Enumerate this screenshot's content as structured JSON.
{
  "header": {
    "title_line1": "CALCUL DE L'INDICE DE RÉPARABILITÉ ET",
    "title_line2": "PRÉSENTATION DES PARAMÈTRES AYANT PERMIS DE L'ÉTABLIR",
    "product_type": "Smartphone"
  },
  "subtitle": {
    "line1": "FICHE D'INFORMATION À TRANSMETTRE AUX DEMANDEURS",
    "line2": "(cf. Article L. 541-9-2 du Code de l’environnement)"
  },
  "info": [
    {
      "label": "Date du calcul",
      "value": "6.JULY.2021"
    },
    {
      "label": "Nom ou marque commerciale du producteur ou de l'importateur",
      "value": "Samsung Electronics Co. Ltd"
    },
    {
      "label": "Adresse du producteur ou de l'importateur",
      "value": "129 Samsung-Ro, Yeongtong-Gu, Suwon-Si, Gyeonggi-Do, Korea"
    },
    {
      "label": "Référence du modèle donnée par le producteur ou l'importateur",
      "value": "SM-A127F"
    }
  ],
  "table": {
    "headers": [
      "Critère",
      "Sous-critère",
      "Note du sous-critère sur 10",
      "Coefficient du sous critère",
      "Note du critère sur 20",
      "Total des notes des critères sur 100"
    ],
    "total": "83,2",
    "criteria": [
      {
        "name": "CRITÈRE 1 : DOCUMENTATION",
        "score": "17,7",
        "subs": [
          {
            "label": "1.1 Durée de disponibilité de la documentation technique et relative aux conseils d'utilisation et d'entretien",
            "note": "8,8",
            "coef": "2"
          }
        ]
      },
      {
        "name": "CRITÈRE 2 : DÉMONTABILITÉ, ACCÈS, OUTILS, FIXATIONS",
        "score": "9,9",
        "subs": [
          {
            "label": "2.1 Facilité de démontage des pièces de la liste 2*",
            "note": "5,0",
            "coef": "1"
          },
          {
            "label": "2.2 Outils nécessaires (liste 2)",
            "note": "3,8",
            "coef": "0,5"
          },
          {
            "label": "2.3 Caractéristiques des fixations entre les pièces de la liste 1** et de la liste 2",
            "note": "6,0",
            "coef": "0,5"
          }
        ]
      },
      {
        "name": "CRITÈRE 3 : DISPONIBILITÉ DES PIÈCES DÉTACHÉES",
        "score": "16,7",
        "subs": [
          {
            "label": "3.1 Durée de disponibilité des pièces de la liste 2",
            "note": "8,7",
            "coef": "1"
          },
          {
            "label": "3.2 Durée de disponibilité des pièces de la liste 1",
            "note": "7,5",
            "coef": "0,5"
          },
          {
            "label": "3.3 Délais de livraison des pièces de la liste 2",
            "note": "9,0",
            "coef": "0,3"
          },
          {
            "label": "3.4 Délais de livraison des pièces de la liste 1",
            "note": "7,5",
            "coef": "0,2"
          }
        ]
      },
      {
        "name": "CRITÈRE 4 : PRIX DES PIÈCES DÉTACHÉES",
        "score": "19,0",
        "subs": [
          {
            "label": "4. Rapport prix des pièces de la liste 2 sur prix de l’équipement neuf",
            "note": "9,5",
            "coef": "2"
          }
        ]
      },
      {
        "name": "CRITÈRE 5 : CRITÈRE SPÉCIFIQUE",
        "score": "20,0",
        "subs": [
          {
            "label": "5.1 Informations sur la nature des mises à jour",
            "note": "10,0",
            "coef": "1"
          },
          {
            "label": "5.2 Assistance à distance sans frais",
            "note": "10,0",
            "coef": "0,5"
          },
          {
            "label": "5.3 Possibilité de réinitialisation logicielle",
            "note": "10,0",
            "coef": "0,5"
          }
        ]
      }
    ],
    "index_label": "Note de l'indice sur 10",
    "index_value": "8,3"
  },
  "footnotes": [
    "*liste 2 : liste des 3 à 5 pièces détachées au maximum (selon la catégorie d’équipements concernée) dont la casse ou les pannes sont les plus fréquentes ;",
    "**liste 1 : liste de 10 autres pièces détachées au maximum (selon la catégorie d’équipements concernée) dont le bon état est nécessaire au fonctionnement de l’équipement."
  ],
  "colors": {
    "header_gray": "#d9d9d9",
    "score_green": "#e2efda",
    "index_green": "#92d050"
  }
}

******************************

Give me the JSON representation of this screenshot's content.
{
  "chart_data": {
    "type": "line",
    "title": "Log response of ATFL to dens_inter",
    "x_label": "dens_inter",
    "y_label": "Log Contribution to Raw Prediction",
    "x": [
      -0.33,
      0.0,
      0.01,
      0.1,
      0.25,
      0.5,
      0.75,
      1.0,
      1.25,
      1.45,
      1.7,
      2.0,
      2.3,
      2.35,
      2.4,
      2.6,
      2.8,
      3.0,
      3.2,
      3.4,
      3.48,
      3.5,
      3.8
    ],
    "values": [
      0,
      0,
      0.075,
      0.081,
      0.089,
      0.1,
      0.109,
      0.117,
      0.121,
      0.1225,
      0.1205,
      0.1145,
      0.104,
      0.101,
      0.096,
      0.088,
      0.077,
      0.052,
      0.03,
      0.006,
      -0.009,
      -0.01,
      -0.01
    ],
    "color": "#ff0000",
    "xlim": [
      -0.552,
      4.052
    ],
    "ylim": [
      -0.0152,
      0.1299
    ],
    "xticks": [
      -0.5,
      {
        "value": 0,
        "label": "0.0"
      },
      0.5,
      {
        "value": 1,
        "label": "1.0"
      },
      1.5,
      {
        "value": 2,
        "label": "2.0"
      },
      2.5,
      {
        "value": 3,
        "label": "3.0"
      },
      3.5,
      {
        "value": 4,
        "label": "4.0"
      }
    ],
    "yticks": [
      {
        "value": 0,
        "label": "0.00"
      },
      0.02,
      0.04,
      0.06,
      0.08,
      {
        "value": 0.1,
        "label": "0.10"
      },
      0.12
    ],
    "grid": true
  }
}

******************************

• [EXERCISE BRIEF]
Going through the data above, count the lines where the string "livraison" appears, and answer with only that number.

• [COMPLETED EXERCISE]
2